▶ _Stated problem_:
Write the listing below out again exactly, dropping the images.

[Lines of data]
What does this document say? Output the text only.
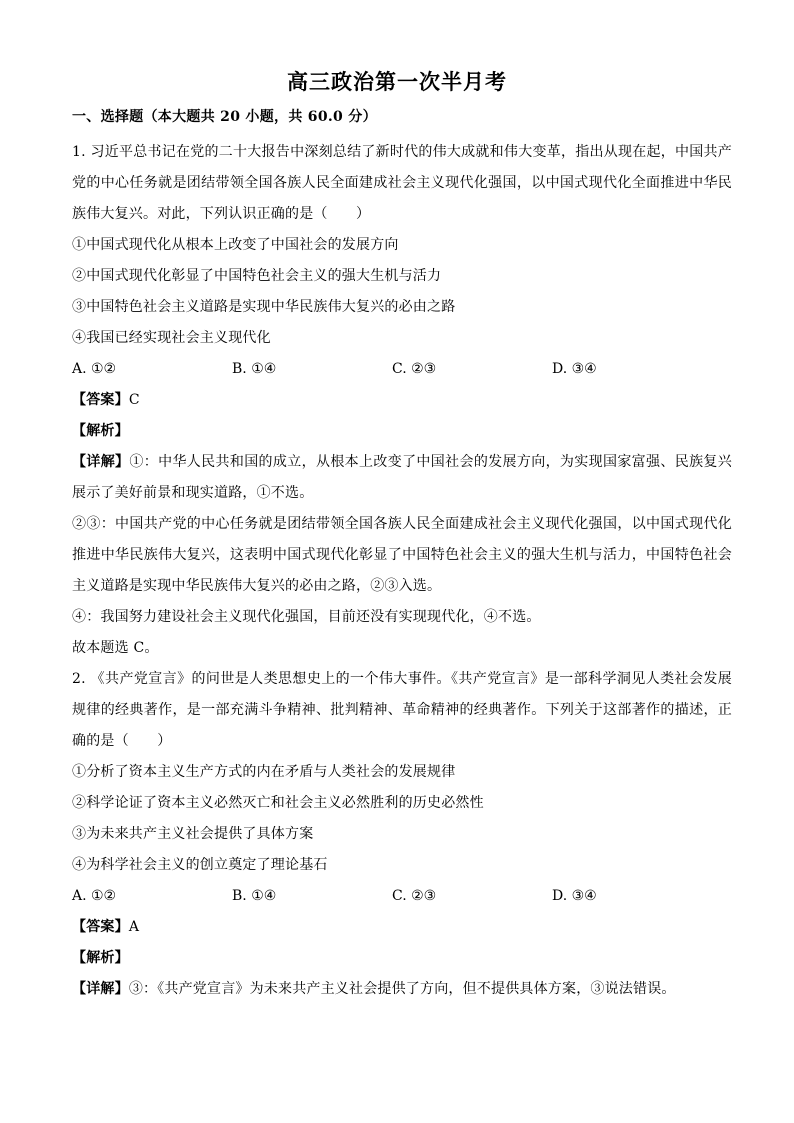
高三政治第一次半月考
一、选择题（本大题共 20 小题，共 60.0 分）

1. 习近平总书记在党的二十大报告中深刻总结了新时代的伟大成就和伟大变革，指出从现在起，中国共产党的中心任务就是团结带领全国各族人民全面建成社会主义现代化强国，以中国式现代化全面推进中华民族伟大复兴。对此，下列认识正确的是（　　）

①中国式现代化从根本上改变了中国社会的发展方向

②中国式现代化彰显了中国特色社会主义的强大生机与活力

③中国特色社会主义道路是实现中华民族伟大复兴的必由之路

④我国已经实现社会主义现代化

A. ①②	B. ①④	C. ②③	D. ③④

【答案】C

【解析】

【详解】①：中华人民共和国的成立，从根本上改变了中国社会的发展方向，为实现国家富强、民族复兴展示了美好前景和现实道路，①不选。

②③：中国共产党的中心任务就是团结带领全国各族人民全面建成社会主义现代化强国，以中国式现代化推进中华民族伟大复兴，这表明中国式现代化彰显了中国特色社会主义的强大生机与活力，中国特色社会主义道路是实现中华民族伟大复兴的必由之路，②③入选。

④：我国努力建设社会主义现代化强国，目前还没有实现现代化，④不选。

故本题选 C。

2. 《共产党宣言》的问世是人类思想史上的一个伟大事件。《共产党宣言》是一部科学洞见人类社会发展规律的经典著作，是一部充满斗争精神、批判精神、革命精神的经典著作。下列关于这部著作的描述，正确的是（　　）

①分析了资本主义生产方式的内在矛盾与人类社会的发展规律

②科学论证了资本主义必然灭亡和社会主义必然胜利的历史必然性

③为未来共产主义社会提供了具体方案

④为科学社会主义的创立奠定了理论基石

A. ①②	B. ①④	C. ②③	D. ③④

【答案】A

【解析】

【详解】③：《共产党宣言》为未来共产主义社会提供了方向，但不提供具体方案，③说法错误。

▶ _Exercise output_:
What does this document say? Output the text only.
高三政治第一次半月考
一、选择题（本大题共 20 小题，共 60.0 分）

1. 习近平总书记在党的二十大报告中深刻总结了新时代的伟大成就和伟大变革，指出从现在起，中国共产党的中心任务就是团结带领全国各族人民全面建成社会主义现代化强国，以中国式现代化全面推进中华民族伟大复兴。对此，下列认识正确的是（　　）

①中国式现代化从根本上改变了中国社会的发展方向

②中国式现代化彰显了中国特色社会主义的强大生机与活力

③中国特色社会主义道路是实现中华民族伟大复兴的必由之路

④我国已经实现社会主义现代化

A. ①②	B. ①④	C. ②③	D. ③④

【答案】C

【解析】

【详解】①：中华人民共和国的成立，从根本上改变了中国社会的发展方向，为实现国家富强、民族复兴展示了美好前景和现实道路，①不选。

②③：中国共产党的中心任务就是团结带领全国各族人民全面建成社会主义现代化强国，以中国式现代化推进中华民族伟大复兴，这表明中国式现代化彰显了中国特色社会主义的强大生机与活力，中国特色社会主义道路是实现中华民族伟大复兴的必由之路，②③入选。

④：我国努力建设社会主义现代化强国，目前还没有实现现代化，④不选。

故本题选 C。

2. 《共产党宣言》的问世是人类思想史上的一个伟大事件。《共产党宣言》是一部科学洞见人类社会发展规律的经典著作，是一部充满斗争精神、批判精神、革命精神的经典著作。下列关于这部著作的描述，正确的是（　　）

①分析了资本主义生产方式的内在矛盾与人类社会的发展规律

②科学论证了资本主义必然灭亡和社会主义必然胜利的历史必然性

③为未来共产主义社会提供了具体方案

④为科学社会主义的创立奠定了理论基石

A. ①②	B. ①④	C. ②③	D. ③④

【答案】A

【解析】

【详解】③：《共产党宣言》为未来共产主义社会提供了方向，但不提供具体方案，③说法错误。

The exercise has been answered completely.